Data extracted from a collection

* begin *

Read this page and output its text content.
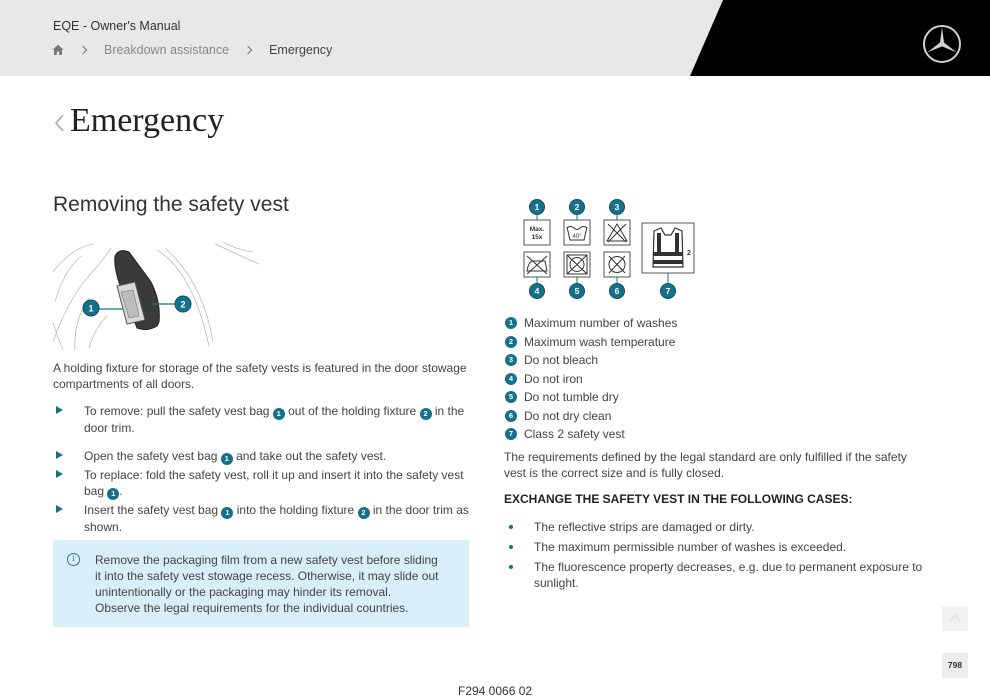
EQE - Owner's Manual
Breakdown assistance	Emergency
Emergency
Removing the safety vest
1	2

A holding fixture for storage of the safety vests is featured in the door stowage compartments of all doors.

To remove: pull the safety vest bag 1 out of the holding fixture 2 in the door trim.
Open the safety vest bag 1 and take out the safety vest.
To replace: fold the safety vest, roll it up and insert it into the safety vest bag 1 .
Insert the safety vest bag 1 into the holding fixture 2 in the door trim as shown.
i	Remove the packaging film from a new safety vest before sliding

it into the safety vest stowage recess. Otherwise, it may slide out

unintentionally or the packaging may hinder its removal.

Observe the legal requirements for the individual countries.

1	2	3
Max.
15x	40°
2
4	5	6	7
1 Maximum number of washes
2 Maximum wash temperature
3 Do not bleach
4 Do not iron
5 Do not tumble dry
6 Do not dry clean
7 Class 2 safety vest

The requirements defined by the legal standard are only fulfilled if the safety vest is the correct size and is fully closed.

EXCHANGE THE SAFETY VEST IN THE FOLLOWING CASES:
The reflective strips are damaged or dirty.
The maximum permissible number of washes is exceeded.
The fluorescence property decreases, e.g. due to permanent exposure to sunlight.
798
F294 0066 02
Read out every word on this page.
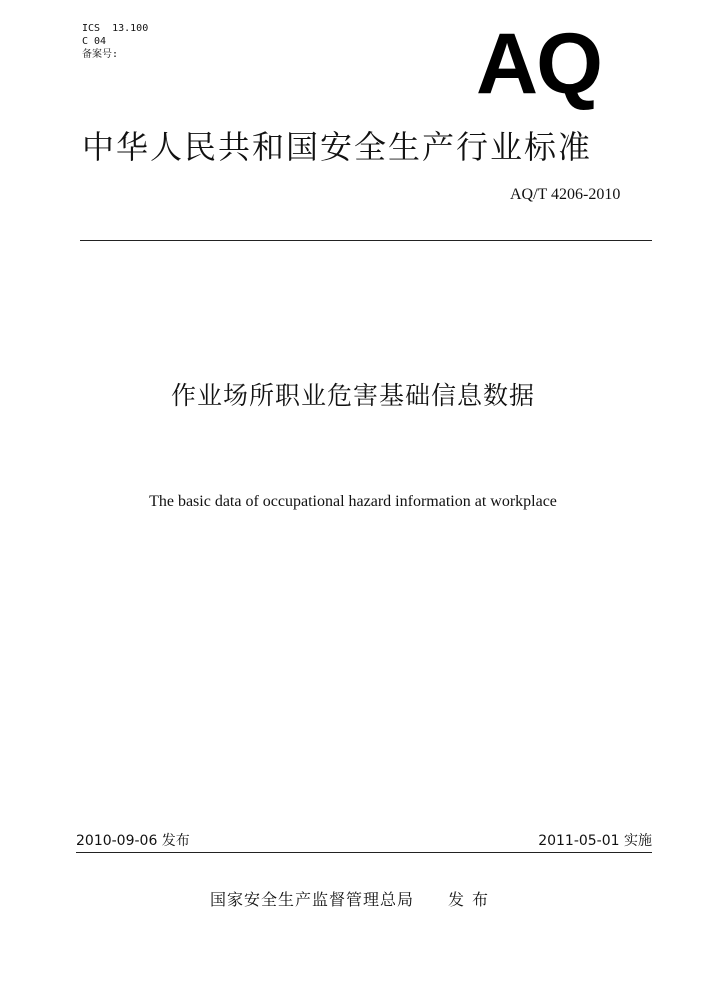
ICS  13.100
C 04
备案号:	AQ
中华人民共和国安全生产行业标准
AQ/T 4206-2010
作业场所职业危害基础信息数据
The basic data of occupational hazard information at workplace
2010-09-06 发布	2011-05-01 实施
国家安全生产监督管理总局 发布
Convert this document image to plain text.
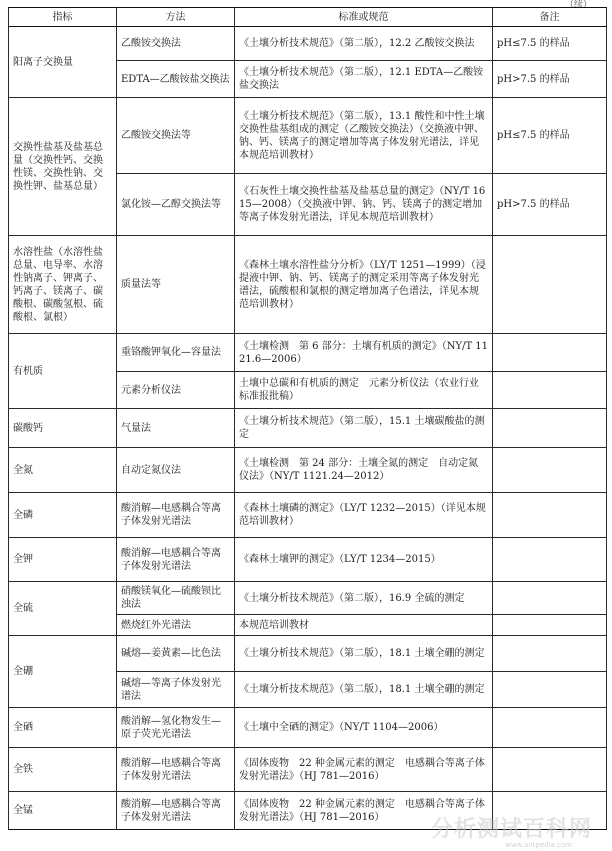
（续）
指标	方法	标准或规范	备注
阳离子交换量	乙酸铵交换法	《土壤分析技术规范》（第二版），12.2 乙酸铵交换法	pH≤7.5 的样品
	EDTA—乙酸铵盐交换法	《土壤分析技术规范》（第二版），12.1 EDTA—乙酸铵盐交换法	pH>7.5 的样品
交换性盐基及盐基总量（交换性钙、交换性镁、交换性钠、交换性钾、盐基总量）	乙酸铵交换法等	《土壤分析技术规范》（第二版），13.1 酸性和中性土壤交换性盐基组成的测定（乙酸铵交换法）（交换液中钾、钠、钙、镁离子的测定增加等离子体发射光谱法，详见本规范培训教材）	pH≤7.5 的样品
	氯化铵—乙醇交换法等	《石灰性土壤交换性盐基及盐基总量的测定》（NY/T 1615—2008）（交换液中钾、钠、钙、镁离子的测定增加等离子体发射光谱法，详见本规范培训教材）	pH>7.5 的样品
水溶性盐（水溶性盐总量、电导率、水溶性钠离子、钾离子、钙离子、镁离子、碳酸根、碳酸氢根、硫酸根、氯根）	质量法等	《森林土壤水溶性盐分分析》（LY/T 1251—1999）（浸提液中钾、钠、钙、镁离子的测定采用等离子体发射光谱法，硫酸根和氯根的测定增加离子色谱法，详见本规范培训教材）	
有机质	重铬酸钾氧化—容量法	《土壤检测　第 6 部分：土壤有机质的测定》（NY/T 1121.6—2006）	
	元素分析仪法	土壤中总碳和有机质的测定　元素分析仪法（农业行业标准报批稿）	
碳酸钙	气量法	《土壤分析技术规范》（第二版），15.1 土壤碳酸盐的测定	
全氮	自动定氮仪法	《土壤检测　第 24 部分：土壤全氮的测定　自动定氮仪法》（NY/T 1121.24—2012）	
全磷	酸消解—电感耦合等离子体发射光谱法	《森林土壤磷的测定》（LY/T 1232—2015）（详见本规范培训教材）	
全钾	酸消解—电感耦合等离子体发射光谱法	《森林土壤钾的测定》（LY/T 1234—2015）	
全硫	硝酸镁氧化—硫酸钡比浊法	《土壤分析技术规范》（第二版），16.9 全硫的测定	
	燃烧红外光谱法	本规范培训教材	
全硼	碱熔—姜黄素—比色法	《土壤分析技术规范》（第二版），18.1 土壤全硼的测定	
	碱熔—等离子体发射光谱法	《土壤分析技术规范》（第二版），18.1 土壤全硼的测定	
全硒	酸消解—氢化物发生—原子荧光光谱法	《土壤中全硒的测定》（NY/T 1104—2006）	
全铁	酸消解—电感耦合等离子体发射光谱法	《固体废物　22 种金属元素的测定　电感耦合等离子体发射光谱法》（HJ 781—2016）	
全锰	酸消解—电感耦合等离子体发射光谱法	《固体废物　22 种金属元素的测定　电感耦合等离子体发射光谱法》（HJ 781—2016）	分析测试百科网
www.antpedia.com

* end *

**CHALLENGE**
Return to the listing above and set it down exactly, leaving out its pictures.

**FINAL RESULT**
Read this page and output its text content.
EQE - Owner's Manual
Breakdown assistance	Emergency
Emergency
Removing the safety vest
1	2

A holding fixture for storage of the safety vests is featured in the door stowage compartments of all doors.

To remove: pull the safety vest bag 1 out of the holding fixture 2 in the door trim.
Open the safety vest bag 1 and take out the safety vest.
To replace: fold the safety vest, roll it up and insert it into the safety vest bag 1 .
Insert the safety vest bag 1 into the holding fixture 2 in the door trim as shown.
i	Remove the packaging film from a new safety vest before sliding

it into the safety vest stowage recess. Otherwise, it may slide out

unintentionally or the packaging may hinder its removal.

Observe the legal requirements for the individual countries.

1	2	3
Max.
15x	40°
2
4	5	6	7
1 Maximum number of washes
2 Maximum wash temperature
3 Do not bleach
4 Do not iron
5 Do not tumble dry
6 Do not dry clean
7 Class 2 safety vest

The requirements defined by the legal standard are only fulfilled if the safety vest is the correct size and is fully closed.

EXCHANGE THE SAFETY VEST IN THE FOLLOWING CASES:
The reflective strips are damaged or dirty.
The maximum permissible number of washes is exceeded.
The fluorescence property decreases, e.g. due to permanent exposure to sunlight.
798
F294 0066 02
Read out every word on this page.
ICS  13.100
C 04
备案号:	AQ
中华人民共和国安全生产行业标准
AQ/T 4206-2010
作业场所职业危害基础信息数据
The basic data of occupational hazard information at workplace
2010-09-06 发布	2011-05-01 实施
国家安全生产监督管理总局 发布
Convert this document image to plain text.
（续）
指标	方法	标准或规范	备注
阳离子交换量	乙酸铵交换法	《土壤分析技术规范》（第二版），12.2 乙酸铵交换法	pH≤7.5 的样品
	EDTA—乙酸铵盐交换法	《土壤分析技术规范》（第二版），12.1 EDTA—乙酸铵盐交换法	pH>7.5 的样品
交换性盐基及盐基总量（交换性钙、交换性镁、交换性钠、交换性钾、盐基总量）	乙酸铵交换法等	《土壤分析技术规范》（第二版），13.1 酸性和中性土壤交换性盐基组成的测定（乙酸铵交换法）（交换液中钾、钠、钙、镁离子的测定增加等离子体发射光谱法，详见本规范培训教材）	pH≤7.5 的样品
	氯化铵—乙醇交换法等	《石灰性土壤交换性盐基及盐基总量的测定》（NY/T 1615—2008）（交换液中钾、钠、钙、镁离子的测定增加等离子体发射光谱法，详见本规范培训教材）	pH>7.5 的样品
水溶性盐（水溶性盐总量、电导率、水溶性钠离子、钾离子、钙离子、镁离子、碳酸根、碳酸氢根、硫酸根、氯根）	质量法等	《森林土壤水溶性盐分分析》（LY/T 1251—1999）（浸提液中钾、钠、钙、镁离子的测定采用等离子体发射光谱法，硫酸根和氯根的测定增加离子色谱法，详见本规范培训教材）	
有机质	重铬酸钾氧化—容量法	《土壤检测　第 6 部分：土壤有机质的测定》（NY/T 1121.6—2006）	
	元素分析仪法	土壤中总碳和有机质的测定　元素分析仪法（农业行业标准报批稿）	
碳酸钙	气量法	《土壤分析技术规范》（第二版），15.1 土壤碳酸盐的测定	
全氮	自动定氮仪法	《土壤检测　第 24 部分：土壤全氮的测定　自动定氮仪法》（NY/T 1121.24—2012）	
全磷	酸消解—电感耦合等离子体发射光谱法	《森林土壤磷的测定》（LY/T 1232—2015）（详见本规范培训教材）	
全钾	酸消解—电感耦合等离子体发射光谱法	《森林土壤钾的测定》（LY/T 1234—2015）	
全硫	硝酸镁氧化—硫酸钡比浊法	《土壤分析技术规范》（第二版），16.9 全硫的测定	
	燃烧红外光谱法	本规范培训教材	
全硼	碱熔—姜黄素—比色法	《土壤分析技术规范》（第二版），18.1 土壤全硼的测定	
	碱熔—等离子体发射光谱法	《土壤分析技术规范》（第二版），18.1 土壤全硼的测定	
全硒	酸消解—氢化物发生—原子荧光光谱法	《土壤中全硒的测定》（NY/T 1104—2006）	
全铁	酸消解—电感耦合等离子体发射光谱法	《固体废物　22 种金属元素的测定　电感耦合等离子体发射光谱法》（HJ 781—2016）	
全锰	酸消解—电感耦合等离子体发射光谱法	《固体废物　22 种金属元素的测定　电感耦合等离子体发射光谱法》（HJ 781—2016）	分析测试百科网
www.antpedia.com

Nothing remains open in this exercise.